start Available data

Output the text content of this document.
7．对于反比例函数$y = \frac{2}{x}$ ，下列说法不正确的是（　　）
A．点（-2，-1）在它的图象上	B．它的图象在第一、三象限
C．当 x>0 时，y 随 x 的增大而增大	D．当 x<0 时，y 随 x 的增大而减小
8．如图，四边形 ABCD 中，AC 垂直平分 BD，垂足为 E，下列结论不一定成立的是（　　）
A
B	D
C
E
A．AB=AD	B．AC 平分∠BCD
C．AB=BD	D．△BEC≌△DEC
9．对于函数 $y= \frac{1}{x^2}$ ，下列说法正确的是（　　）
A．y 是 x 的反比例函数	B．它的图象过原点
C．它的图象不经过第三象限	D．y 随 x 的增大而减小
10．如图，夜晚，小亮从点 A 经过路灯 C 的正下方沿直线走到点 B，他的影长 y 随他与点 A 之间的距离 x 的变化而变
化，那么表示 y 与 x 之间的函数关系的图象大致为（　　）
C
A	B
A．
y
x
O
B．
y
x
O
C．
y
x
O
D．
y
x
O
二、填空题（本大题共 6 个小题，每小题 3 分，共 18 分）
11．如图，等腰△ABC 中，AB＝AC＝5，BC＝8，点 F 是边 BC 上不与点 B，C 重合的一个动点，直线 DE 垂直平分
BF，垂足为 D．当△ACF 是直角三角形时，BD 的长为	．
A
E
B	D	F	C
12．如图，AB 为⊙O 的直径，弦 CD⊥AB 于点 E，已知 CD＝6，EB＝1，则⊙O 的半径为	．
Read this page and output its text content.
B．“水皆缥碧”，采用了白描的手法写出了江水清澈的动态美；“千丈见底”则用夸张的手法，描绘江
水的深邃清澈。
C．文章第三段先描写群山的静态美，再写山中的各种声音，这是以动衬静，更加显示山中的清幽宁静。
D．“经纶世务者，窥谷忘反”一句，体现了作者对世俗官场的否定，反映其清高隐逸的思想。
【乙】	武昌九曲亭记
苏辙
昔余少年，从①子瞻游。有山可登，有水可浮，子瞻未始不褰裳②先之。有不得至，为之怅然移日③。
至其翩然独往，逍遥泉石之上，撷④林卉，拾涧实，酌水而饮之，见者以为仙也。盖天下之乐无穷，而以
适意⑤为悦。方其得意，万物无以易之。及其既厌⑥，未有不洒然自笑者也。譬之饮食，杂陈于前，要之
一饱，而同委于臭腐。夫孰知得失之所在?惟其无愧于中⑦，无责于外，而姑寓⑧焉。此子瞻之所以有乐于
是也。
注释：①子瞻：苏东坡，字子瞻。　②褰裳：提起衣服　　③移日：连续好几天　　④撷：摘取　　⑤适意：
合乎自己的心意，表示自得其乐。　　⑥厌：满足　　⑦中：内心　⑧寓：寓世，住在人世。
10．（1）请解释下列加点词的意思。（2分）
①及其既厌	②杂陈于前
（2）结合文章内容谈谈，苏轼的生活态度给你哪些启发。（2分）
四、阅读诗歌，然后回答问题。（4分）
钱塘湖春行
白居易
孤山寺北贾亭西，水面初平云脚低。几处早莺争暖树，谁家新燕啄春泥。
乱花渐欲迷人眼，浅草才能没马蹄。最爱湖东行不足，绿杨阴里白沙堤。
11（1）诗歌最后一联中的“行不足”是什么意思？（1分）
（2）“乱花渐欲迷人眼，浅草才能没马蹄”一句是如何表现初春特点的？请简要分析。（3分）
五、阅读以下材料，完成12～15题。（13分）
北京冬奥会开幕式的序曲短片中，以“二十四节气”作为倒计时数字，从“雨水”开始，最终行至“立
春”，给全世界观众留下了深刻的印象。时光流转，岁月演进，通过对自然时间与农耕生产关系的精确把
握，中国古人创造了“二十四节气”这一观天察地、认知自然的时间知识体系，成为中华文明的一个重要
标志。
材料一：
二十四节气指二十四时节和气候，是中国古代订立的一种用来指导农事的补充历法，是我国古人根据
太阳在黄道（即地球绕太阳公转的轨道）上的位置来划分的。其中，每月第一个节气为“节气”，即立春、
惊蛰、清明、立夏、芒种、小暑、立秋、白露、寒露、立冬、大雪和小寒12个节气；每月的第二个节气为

end Available data

Instructions to follow: Reproduce the material above without altering a single character.

Solution to the exercise:
Output the text content of this document.
7．对于反比例函数$y = \frac{2}{x}$ ，下列说法不正确的是（　　）
A．点（-2，-1）在它的图象上	B．它的图象在第一、三象限
C．当 x>0 时，y 随 x 的增大而增大	D．当 x<0 时，y 随 x 的增大而减小
8．如图，四边形 ABCD 中，AC 垂直平分 BD，垂足为 E，下列结论不一定成立的是（　　）
A
B	D
C
E
A．AB=AD	B．AC 平分∠BCD
C．AB=BD	D．△BEC≌△DEC
9．对于函数 $y= \frac{1}{x^2}$ ，下列说法正确的是（　　）
A．y 是 x 的反比例函数	B．它的图象过原点
C．它的图象不经过第三象限	D．y 随 x 的增大而减小
10．如图，夜晚，小亮从点 A 经过路灯 C 的正下方沿直线走到点 B，他的影长 y 随他与点 A 之间的距离 x 的变化而变
化，那么表示 y 与 x 之间的函数关系的图象大致为（　　）
C
A	B
A．
y
x
O
B．
y
x
O
C．
y
x
O
D．
y
x
O
二、填空题（本大题共 6 个小题，每小题 3 分，共 18 分）
11．如图，等腰△ABC 中，AB＝AC＝5，BC＝8，点 F 是边 BC 上不与点 B，C 重合的一个动点，直线 DE 垂直平分
BF，垂足为 D．当△ACF 是直角三角形时，BD 的长为	．
A
E
B	D	F	C
12．如图，AB 为⊙O 的直径，弦 CD⊥AB 于点 E，已知 CD＝6，EB＝1，则⊙O 的半径为	．
Read this page and output its text content.
B．“水皆缥碧”，采用了白描的手法写出了江水清澈的动态美；“千丈见底”则用夸张的手法，描绘江
水的深邃清澈。
C．文章第三段先描写群山的静态美，再写山中的各种声音，这是以动衬静，更加显示山中的清幽宁静。
D．“经纶世务者，窥谷忘反”一句，体现了作者对世俗官场的否定，反映其清高隐逸的思想。
【乙】	武昌九曲亭记
苏辙
昔余少年，从①子瞻游。有山可登，有水可浮，子瞻未始不褰裳②先之。有不得至，为之怅然移日③。
至其翩然独往，逍遥泉石之上，撷④林卉，拾涧实，酌水而饮之，见者以为仙也。盖天下之乐无穷，而以
适意⑤为悦。方其得意，万物无以易之。及其既厌⑥，未有不洒然自笑者也。譬之饮食，杂陈于前，要之
一饱，而同委于臭腐。夫孰知得失之所在?惟其无愧于中⑦，无责于外，而姑寓⑧焉。此子瞻之所以有乐于
是也。
注释：①子瞻：苏东坡，字子瞻。　②褰裳：提起衣服　　③移日：连续好几天　　④撷：摘取　　⑤适意：
合乎自己的心意，表示自得其乐。　　⑥厌：满足　　⑦中：内心　⑧寓：寓世，住在人世。
10．（1）请解释下列加点词的意思。（2分）
①及其既厌	②杂陈于前
（2）结合文章内容谈谈，苏轼的生活态度给你哪些启发。（2分）
四、阅读诗歌，然后回答问题。（4分）
钱塘湖春行
白居易
孤山寺北贾亭西，水面初平云脚低。几处早莺争暖树，谁家新燕啄春泥。
乱花渐欲迷人眼，浅草才能没马蹄。最爱湖东行不足，绿杨阴里白沙堤。
11（1）诗歌最后一联中的“行不足”是什么意思？（1分）
（2）“乱花渐欲迷人眼，浅草才能没马蹄”一句是如何表现初春特点的？请简要分析。（3分）
五、阅读以下材料，完成12～15题。（13分）
北京冬奥会开幕式的序曲短片中，以“二十四节气”作为倒计时数字，从“雨水”开始，最终行至“立
春”，给全世界观众留下了深刻的印象。时光流转，岁月演进，通过对自然时间与农耕生产关系的精确把
握，中国古人创造了“二十四节气”这一观天察地、认知自然的时间知识体系，成为中华文明的一个重要
标志。
材料一：
二十四节气指二十四时节和气候，是中国古代订立的一种用来指导农事的补充历法，是我国古人根据
太阳在黄道（即地球绕太阳公转的轨道）上的位置来划分的。其中，每月第一个节气为“节气”，即立春、
惊蛰、清明、立夏、芒种、小暑、立秋、白露、寒露、立冬、大雪和小寒12个节气；每月的第二个节气为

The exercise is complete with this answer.